__Your instructions__. Single out each line with the word "Морозов" and copy it.

[Dataset records]
↓

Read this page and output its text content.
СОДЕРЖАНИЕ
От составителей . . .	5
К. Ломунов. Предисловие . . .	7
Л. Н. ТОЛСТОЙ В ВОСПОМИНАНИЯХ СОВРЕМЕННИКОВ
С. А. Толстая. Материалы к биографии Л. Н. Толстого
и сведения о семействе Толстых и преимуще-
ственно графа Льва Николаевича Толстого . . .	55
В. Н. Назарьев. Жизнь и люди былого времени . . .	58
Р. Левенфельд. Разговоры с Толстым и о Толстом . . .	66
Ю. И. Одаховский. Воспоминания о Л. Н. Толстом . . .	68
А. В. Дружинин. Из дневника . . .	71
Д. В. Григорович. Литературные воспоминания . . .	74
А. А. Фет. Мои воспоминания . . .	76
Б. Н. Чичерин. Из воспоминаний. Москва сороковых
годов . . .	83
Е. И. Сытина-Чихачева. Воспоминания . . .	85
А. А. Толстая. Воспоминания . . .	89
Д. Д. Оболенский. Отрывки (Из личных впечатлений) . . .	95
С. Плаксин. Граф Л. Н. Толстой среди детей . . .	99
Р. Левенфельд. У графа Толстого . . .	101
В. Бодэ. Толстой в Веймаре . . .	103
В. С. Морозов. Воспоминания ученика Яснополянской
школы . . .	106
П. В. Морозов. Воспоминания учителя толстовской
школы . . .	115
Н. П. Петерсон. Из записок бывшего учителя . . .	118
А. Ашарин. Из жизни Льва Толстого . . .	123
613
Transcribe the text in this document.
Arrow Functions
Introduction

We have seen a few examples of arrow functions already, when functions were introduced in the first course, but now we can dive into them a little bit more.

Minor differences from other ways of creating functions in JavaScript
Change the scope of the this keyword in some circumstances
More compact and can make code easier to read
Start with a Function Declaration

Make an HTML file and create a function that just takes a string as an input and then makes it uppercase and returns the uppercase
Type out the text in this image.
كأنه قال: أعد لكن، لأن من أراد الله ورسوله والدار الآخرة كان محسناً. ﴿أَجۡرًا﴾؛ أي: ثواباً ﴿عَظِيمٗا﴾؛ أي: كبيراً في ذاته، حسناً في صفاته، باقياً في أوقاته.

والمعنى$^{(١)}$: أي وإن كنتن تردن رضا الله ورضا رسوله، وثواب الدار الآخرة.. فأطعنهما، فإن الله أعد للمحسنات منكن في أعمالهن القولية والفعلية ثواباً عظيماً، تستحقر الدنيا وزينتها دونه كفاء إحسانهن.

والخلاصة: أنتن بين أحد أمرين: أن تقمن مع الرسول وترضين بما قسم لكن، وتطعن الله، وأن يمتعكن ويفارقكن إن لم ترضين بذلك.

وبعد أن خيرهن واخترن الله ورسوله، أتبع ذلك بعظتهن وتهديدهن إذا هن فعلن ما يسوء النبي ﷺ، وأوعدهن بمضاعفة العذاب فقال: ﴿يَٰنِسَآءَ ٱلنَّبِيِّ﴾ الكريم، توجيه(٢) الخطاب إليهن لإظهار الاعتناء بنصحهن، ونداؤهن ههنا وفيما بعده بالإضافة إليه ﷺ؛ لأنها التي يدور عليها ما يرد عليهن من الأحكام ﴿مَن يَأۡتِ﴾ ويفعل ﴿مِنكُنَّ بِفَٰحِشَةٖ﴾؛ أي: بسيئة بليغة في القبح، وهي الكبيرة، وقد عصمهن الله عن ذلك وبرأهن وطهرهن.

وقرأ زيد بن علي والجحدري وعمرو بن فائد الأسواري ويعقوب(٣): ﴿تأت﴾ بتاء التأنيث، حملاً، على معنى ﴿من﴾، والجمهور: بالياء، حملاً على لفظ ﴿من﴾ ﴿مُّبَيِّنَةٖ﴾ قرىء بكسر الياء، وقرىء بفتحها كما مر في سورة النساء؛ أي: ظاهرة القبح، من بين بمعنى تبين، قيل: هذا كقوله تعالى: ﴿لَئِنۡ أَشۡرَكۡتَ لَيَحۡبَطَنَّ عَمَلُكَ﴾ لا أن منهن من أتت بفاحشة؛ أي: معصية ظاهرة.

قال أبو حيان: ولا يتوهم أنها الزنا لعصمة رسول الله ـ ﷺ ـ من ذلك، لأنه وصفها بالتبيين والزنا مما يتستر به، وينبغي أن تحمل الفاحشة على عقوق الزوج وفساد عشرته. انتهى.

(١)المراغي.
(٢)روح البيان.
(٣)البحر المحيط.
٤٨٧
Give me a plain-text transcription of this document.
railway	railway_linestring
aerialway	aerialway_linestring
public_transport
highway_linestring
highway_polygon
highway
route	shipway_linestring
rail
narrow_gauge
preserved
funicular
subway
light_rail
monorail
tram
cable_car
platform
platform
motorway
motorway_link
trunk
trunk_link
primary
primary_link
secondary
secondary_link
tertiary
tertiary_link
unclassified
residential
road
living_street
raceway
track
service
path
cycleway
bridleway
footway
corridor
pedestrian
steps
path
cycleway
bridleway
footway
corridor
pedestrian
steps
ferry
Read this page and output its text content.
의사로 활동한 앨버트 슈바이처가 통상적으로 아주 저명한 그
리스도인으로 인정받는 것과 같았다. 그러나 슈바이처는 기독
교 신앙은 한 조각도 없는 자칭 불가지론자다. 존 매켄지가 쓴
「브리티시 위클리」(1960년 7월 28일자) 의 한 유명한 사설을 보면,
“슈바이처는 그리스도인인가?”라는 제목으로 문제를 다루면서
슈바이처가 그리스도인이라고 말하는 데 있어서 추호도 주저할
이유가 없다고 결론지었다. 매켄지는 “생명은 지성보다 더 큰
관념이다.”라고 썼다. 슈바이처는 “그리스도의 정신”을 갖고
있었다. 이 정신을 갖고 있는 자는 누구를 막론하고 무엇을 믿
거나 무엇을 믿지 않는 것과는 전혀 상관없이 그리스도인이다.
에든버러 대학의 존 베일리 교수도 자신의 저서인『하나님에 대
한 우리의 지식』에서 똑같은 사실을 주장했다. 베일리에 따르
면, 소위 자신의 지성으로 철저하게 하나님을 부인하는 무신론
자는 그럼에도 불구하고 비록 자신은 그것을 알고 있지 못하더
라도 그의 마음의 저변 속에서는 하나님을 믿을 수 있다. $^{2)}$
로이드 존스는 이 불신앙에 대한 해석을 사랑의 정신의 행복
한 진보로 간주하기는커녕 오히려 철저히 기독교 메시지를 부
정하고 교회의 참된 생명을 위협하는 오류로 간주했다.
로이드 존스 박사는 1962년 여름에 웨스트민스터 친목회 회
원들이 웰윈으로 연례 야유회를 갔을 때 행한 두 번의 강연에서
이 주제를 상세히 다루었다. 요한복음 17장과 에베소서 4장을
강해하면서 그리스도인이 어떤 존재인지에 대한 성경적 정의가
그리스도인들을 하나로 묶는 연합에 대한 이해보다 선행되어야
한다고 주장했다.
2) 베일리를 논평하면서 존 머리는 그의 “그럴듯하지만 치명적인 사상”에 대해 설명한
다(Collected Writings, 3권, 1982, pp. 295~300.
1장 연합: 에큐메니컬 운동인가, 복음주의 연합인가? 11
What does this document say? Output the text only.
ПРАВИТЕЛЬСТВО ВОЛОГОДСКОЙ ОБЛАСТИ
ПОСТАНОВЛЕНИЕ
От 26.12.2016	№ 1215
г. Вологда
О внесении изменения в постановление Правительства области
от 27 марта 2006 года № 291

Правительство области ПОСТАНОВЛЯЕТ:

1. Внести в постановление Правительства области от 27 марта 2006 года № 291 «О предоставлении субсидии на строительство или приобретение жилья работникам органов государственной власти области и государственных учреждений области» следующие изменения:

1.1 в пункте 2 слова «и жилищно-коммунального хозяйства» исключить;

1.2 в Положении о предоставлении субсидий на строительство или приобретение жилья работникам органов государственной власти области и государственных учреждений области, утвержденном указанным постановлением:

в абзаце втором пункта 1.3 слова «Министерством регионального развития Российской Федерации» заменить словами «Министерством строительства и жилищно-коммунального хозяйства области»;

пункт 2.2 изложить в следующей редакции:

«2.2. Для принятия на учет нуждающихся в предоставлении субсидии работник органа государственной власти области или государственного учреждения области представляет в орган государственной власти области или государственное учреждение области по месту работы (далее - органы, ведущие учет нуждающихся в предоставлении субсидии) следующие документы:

↑

__Right answer__.
В. С. Морозов. Воспоминания ученика Яснополянской
П. В. Морозов. Воспоминания учителя толстовской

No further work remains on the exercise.